▶ **YOUR INSTRUCTIONS**: Every entry should be repeated exactly. Omit the pictures.

◆ ◆ ◆ ◆ ◆

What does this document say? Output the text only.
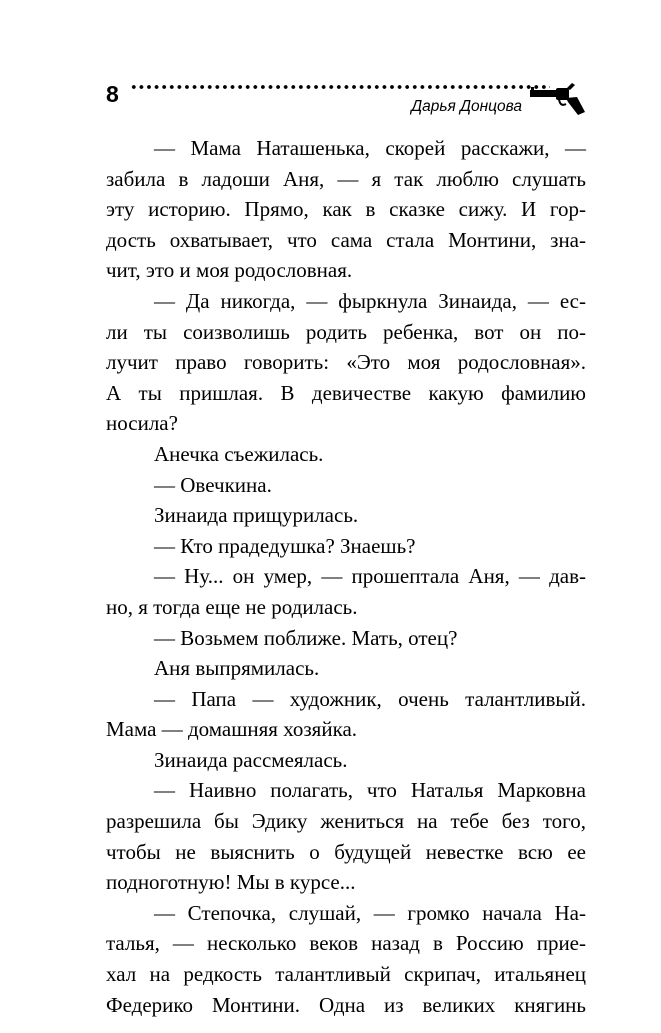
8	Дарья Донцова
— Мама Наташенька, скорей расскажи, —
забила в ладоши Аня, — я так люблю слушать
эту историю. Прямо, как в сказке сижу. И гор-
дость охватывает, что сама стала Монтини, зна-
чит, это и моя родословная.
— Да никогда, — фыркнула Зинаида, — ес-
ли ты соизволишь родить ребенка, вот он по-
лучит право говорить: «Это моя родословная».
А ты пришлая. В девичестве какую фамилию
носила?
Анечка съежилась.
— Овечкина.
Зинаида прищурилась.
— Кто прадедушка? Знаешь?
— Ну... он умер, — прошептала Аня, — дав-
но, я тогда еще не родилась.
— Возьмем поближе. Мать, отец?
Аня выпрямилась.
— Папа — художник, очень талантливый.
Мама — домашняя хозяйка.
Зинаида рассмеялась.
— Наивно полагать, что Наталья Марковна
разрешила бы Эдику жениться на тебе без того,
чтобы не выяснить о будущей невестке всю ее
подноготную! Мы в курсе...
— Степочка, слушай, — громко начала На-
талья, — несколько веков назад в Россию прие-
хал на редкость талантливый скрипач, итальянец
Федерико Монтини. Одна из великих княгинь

◆ ◆ ◆ ◆ ◆

▶ **EXERCISE RESULT**:
What does this document say? Output the text only.
8	Дарья Донцова
— Мама Наташенька, скорей расскажи, —
забила в ладоши Аня, — я так люблю слушать
эту историю. Прямо, как в сказке сижу. И гор-
дость охватывает, что сама стала Монтини, зна-
чит, это и моя родословная.
— Да никогда, — фыркнула Зинаида, — ес-
ли ты соизволишь родить ребенка, вот он по-
лучит право говорить: «Это моя родословная».
А ты пришлая. В девичестве какую фамилию
носила?
Анечка съежилась.
— Овечкина.
Зинаида прищурилась.
— Кто прадедушка? Знаешь?
— Ну... он умер, — прошептала Аня, — дав-
но, я тогда еще не родилась.
— Возьмем поближе. Мать, отец?
Аня выпрямилась.
— Папа — художник, очень талантливый.
Мама — домашняя хозяйка.
Зинаида рассмеялась.
— Наивно полагать, что Наталья Марковна
разрешила бы Эдику жениться на тебе без того,
чтобы не выяснить о будущей невестке всю ее
подноготную! Мы в курсе...
— Степочка, слушай, — громко начала На-
талья, — несколько веков назад в Россию прие-
хал на редкость талантливый скрипач, итальянец
Федерико Монтини. Одна из великих княгинь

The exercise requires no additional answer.